→ Data lines
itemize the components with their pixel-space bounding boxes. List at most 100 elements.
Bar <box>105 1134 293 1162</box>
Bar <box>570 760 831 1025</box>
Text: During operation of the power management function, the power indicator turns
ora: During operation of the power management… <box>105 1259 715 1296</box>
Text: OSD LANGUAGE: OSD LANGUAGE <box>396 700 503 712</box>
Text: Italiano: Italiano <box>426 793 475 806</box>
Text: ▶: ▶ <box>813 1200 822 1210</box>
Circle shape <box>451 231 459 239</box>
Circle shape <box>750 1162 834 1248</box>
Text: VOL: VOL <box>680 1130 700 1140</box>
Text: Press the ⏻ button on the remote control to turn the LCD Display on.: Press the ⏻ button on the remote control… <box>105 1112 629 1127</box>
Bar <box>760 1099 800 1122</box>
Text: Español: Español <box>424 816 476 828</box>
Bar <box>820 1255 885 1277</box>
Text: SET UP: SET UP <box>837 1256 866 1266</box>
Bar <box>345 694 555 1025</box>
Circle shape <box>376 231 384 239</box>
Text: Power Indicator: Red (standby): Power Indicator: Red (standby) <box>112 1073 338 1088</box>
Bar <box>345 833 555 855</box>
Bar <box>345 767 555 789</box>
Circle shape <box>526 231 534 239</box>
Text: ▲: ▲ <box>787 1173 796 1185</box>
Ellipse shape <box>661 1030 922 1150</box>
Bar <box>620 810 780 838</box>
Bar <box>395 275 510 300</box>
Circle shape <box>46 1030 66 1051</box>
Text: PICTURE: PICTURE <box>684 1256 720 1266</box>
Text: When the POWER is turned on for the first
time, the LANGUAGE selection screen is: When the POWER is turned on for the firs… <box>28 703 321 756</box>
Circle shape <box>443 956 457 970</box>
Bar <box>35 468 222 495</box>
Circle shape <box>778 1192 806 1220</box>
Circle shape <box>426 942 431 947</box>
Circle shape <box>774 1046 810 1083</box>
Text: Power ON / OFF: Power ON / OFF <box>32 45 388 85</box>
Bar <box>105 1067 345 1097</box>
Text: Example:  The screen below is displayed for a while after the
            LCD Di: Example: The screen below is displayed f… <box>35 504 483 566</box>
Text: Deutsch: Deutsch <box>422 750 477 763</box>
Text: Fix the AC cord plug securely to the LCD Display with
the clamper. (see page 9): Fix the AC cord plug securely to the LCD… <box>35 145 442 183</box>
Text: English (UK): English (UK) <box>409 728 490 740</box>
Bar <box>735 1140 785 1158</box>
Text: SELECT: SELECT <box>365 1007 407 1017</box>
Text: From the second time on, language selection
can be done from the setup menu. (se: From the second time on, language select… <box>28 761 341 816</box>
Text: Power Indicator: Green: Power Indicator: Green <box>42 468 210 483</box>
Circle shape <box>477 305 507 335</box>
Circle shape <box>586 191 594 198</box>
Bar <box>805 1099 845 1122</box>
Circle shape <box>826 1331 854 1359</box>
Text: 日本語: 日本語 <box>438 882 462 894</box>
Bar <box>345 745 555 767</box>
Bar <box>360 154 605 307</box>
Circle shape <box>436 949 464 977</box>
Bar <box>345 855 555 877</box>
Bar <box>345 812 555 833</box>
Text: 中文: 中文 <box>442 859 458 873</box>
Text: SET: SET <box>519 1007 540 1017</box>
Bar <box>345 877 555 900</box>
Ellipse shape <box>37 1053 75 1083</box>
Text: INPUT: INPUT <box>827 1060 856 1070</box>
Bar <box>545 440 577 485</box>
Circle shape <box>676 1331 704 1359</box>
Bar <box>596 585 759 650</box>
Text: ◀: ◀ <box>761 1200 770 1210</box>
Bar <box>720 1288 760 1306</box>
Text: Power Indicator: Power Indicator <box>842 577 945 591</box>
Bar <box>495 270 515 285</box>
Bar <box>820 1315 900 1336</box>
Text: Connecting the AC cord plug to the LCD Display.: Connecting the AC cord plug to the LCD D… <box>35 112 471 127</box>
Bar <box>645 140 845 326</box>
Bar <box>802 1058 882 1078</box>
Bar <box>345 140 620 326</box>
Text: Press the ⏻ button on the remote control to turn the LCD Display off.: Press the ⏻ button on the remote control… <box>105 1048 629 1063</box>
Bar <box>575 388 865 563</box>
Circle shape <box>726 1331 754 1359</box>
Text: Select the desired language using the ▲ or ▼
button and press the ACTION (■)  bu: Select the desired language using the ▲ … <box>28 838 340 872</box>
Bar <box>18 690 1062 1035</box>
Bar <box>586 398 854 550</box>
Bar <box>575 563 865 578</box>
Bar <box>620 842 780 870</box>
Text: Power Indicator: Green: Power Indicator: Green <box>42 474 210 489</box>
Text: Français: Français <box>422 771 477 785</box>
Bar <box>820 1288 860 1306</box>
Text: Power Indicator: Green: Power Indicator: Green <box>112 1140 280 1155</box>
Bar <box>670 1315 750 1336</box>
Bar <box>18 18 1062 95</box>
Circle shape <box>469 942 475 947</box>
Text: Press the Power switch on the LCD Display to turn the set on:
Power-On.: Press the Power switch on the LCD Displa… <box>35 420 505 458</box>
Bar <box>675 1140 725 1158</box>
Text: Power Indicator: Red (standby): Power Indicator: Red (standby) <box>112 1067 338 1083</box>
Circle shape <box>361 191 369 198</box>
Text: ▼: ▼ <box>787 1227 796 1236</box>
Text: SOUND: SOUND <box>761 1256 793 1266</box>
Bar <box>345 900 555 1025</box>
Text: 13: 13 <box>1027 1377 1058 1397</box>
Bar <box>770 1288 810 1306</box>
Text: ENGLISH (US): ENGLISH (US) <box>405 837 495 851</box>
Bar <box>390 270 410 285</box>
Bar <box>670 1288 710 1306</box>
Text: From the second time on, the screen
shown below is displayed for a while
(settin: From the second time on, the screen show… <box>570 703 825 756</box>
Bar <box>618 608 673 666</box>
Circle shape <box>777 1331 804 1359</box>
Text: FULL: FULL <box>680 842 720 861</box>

→ Exercise prompt
Which of the lines above contain the word "below"? Pick out each of them and copy it in full.

→ Finished answer
Text: Example:  The screen below is displayed for a while after the
            LCD Di: Example: The screen below is displayed f… <box>35 504 483 566</box>
shown below is displayed for a while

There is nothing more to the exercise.